◆ THE REQUEST:
Your task is to locate every line holding the string "JSON" and to copy each of them.

◆ DATA ENTRIES:
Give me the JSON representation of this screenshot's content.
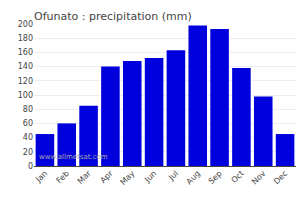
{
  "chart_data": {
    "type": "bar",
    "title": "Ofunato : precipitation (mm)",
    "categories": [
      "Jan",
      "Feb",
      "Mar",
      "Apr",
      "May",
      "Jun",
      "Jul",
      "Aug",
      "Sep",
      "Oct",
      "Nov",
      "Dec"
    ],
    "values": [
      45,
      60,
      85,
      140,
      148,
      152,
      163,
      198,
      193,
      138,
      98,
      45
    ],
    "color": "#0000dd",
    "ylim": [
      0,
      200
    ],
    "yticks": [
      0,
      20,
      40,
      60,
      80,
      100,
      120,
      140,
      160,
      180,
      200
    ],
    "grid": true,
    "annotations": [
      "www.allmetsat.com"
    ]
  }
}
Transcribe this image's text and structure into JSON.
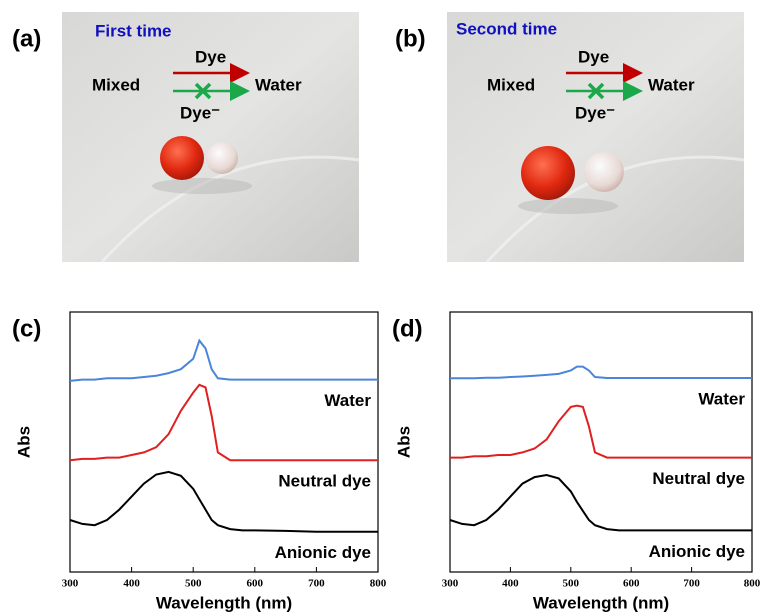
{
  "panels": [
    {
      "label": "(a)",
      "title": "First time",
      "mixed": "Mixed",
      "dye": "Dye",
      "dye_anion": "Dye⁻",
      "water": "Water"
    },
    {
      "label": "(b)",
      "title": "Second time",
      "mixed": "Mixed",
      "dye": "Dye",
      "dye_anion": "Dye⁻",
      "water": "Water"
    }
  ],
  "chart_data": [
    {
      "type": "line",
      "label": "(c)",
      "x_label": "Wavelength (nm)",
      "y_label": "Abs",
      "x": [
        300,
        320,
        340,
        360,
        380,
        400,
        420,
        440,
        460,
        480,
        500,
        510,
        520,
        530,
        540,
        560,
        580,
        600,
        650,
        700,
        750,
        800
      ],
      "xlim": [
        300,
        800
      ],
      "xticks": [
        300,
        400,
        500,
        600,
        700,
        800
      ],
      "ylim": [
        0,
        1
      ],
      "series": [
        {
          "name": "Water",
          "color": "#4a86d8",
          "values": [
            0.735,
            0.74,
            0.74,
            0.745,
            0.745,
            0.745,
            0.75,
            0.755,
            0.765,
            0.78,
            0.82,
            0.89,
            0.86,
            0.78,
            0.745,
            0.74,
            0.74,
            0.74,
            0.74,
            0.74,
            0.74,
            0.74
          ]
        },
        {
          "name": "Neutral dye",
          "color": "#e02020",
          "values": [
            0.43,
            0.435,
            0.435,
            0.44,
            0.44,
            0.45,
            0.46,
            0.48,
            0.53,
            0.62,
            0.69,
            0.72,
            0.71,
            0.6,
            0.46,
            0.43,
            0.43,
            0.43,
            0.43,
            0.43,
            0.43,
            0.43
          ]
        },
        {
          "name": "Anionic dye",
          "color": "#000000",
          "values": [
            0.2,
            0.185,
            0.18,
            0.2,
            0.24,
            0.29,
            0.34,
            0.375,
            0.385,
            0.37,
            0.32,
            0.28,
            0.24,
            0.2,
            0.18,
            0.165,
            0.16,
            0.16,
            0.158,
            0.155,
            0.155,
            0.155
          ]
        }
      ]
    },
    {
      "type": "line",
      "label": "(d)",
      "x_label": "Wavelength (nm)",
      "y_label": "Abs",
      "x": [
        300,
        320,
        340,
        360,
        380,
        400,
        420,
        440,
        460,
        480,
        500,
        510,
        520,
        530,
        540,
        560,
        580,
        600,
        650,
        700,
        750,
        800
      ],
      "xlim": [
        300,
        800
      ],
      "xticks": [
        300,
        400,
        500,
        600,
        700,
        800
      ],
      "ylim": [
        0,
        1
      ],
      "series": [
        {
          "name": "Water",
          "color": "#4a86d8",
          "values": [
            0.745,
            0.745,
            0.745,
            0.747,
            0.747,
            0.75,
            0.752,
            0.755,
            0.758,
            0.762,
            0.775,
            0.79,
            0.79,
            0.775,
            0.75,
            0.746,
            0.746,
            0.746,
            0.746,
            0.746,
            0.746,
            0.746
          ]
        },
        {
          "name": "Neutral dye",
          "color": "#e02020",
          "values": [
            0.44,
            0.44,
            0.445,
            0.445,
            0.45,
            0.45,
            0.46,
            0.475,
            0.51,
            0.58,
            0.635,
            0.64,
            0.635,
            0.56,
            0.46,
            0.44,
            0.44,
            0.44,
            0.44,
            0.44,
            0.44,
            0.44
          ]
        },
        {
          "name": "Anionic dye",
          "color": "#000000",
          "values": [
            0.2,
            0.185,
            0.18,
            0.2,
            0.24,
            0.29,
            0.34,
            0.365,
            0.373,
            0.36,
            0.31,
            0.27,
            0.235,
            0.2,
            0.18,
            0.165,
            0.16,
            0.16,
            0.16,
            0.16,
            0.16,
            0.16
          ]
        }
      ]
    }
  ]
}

◆ FULL SOLUTION:
Give me the JSON representation of this screenshot's content.
Transcribe this image's text and structure into JSON.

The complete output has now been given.